GOAL |
Answer these questions using the tutorial excerpt below:
(a) What does it mean when a folder name is enclosed in angle brackets?
(b) Which two files sit in the raw folder?
(c) Which part of each line of the Redpajama V2 JSONL file is used for model training?

READING PASSAGE |
As a reference, this example has the following folder structure. Folders in <> will be populated as we go through this tutorial.

└── getting_started
    ├── checkpoints
    │   └─ <checkpoint_folders>
    ├── example_config.yaml
    ├── data
    │   ├── mem_map
    │   ├── <preprocessed dataset files>
    │   └── raw
    │       ├── redpajama_v2_samples_512_test.jsonl
    │       └── redpajama_v2_samples_512_train.jsonl
    ├── getting_started_example.md
    ├── tokenizer
    │   ├── tokenizer.json
    │   └── tokenizer_config.json
    └── wandb
        └── <wandb_logs>

1. Preprocessing

Raw Data Format

A single line of the Redpajama V2 JSONL file has the structure denoted below. Since we are not interested in the meta data and quality signals for this minimal example, we consider the raw_content from each line without any filtering for model training.

GIVEN DATA |

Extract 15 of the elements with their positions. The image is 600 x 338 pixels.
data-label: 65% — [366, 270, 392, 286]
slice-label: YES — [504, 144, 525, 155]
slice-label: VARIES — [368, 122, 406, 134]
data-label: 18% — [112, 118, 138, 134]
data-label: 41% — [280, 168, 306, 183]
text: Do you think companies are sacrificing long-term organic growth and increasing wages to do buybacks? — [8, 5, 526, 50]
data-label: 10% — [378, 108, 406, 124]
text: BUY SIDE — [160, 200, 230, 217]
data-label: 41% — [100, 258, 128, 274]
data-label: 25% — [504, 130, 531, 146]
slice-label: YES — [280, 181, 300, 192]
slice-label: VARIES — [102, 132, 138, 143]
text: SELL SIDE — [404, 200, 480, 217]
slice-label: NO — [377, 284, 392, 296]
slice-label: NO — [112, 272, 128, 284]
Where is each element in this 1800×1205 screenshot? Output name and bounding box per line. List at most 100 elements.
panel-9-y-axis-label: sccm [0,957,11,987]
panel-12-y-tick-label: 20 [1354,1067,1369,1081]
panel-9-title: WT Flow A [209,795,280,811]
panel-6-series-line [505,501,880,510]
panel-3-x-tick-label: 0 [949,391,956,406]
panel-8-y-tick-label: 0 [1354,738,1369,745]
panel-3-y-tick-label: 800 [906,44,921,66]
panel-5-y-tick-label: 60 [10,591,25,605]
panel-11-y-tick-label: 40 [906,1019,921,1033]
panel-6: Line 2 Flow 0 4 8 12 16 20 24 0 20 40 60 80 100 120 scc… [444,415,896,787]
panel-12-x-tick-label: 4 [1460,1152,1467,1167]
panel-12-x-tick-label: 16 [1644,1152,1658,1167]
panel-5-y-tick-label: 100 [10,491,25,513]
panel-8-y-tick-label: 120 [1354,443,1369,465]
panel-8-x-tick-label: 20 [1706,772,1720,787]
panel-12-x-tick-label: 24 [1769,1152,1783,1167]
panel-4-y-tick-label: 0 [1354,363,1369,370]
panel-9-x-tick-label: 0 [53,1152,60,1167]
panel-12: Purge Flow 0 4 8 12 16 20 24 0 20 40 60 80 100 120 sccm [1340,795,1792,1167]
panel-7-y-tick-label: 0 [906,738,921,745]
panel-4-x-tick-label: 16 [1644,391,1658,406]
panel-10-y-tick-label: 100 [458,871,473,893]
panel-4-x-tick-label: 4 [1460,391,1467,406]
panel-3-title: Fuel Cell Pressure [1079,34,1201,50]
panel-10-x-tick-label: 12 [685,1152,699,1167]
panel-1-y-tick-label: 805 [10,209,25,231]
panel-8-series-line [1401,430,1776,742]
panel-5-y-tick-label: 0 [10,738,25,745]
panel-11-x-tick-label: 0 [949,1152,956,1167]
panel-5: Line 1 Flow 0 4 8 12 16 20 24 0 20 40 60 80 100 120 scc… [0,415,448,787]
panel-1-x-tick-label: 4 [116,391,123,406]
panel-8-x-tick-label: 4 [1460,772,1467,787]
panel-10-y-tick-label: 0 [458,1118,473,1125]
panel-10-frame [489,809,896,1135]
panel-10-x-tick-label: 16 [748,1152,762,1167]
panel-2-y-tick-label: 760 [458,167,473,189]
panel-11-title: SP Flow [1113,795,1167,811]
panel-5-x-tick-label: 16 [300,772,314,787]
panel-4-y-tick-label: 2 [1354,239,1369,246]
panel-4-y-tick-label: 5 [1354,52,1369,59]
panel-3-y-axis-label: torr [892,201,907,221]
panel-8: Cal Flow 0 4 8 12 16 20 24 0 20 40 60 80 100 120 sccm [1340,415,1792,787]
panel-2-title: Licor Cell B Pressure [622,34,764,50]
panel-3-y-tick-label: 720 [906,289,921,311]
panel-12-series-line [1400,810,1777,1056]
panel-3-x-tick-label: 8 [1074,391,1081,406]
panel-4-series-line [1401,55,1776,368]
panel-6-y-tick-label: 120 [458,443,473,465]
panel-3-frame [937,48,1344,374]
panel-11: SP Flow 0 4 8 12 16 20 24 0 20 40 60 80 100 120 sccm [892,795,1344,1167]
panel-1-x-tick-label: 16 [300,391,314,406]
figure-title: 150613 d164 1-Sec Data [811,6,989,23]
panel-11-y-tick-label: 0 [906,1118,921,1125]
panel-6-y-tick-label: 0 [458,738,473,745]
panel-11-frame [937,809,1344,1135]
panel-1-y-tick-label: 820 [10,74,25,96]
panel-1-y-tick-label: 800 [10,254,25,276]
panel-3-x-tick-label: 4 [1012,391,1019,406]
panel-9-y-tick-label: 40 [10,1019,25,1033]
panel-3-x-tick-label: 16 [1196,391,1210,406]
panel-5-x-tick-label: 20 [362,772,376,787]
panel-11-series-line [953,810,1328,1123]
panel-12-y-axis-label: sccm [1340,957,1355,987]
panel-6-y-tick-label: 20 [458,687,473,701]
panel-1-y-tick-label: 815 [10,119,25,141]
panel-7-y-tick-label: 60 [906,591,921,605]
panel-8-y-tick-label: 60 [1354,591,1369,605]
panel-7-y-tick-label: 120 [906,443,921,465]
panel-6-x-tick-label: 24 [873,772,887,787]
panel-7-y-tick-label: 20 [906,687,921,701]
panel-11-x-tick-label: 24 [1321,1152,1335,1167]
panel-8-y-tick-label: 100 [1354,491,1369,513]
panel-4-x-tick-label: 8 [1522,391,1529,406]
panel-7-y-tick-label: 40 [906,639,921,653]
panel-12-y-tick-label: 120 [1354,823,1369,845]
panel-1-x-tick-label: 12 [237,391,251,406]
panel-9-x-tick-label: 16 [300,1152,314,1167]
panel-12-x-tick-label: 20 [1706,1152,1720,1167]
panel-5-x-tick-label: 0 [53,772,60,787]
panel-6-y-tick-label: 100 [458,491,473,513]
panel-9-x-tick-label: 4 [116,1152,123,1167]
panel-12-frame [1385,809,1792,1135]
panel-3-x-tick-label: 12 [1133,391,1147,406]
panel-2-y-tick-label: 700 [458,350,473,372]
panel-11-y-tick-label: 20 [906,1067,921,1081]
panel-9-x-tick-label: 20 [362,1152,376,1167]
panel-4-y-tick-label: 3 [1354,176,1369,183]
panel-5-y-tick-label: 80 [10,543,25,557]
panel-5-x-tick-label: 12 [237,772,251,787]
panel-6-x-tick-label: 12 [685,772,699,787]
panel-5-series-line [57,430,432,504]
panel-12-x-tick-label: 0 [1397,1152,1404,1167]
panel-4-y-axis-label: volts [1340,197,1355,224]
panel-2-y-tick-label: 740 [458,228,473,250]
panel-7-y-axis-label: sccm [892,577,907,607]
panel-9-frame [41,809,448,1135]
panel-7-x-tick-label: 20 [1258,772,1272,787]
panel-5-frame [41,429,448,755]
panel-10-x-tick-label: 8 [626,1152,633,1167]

EXERCISE RESPONSE |
(a) Those folders will be populated as the tutorial proceeds.
(b) redpajama_v2_samples_512_test.jsonl and redpajama_v2_samples_512_train.jsonl.
(c) The raw_content of each line, with no filtering.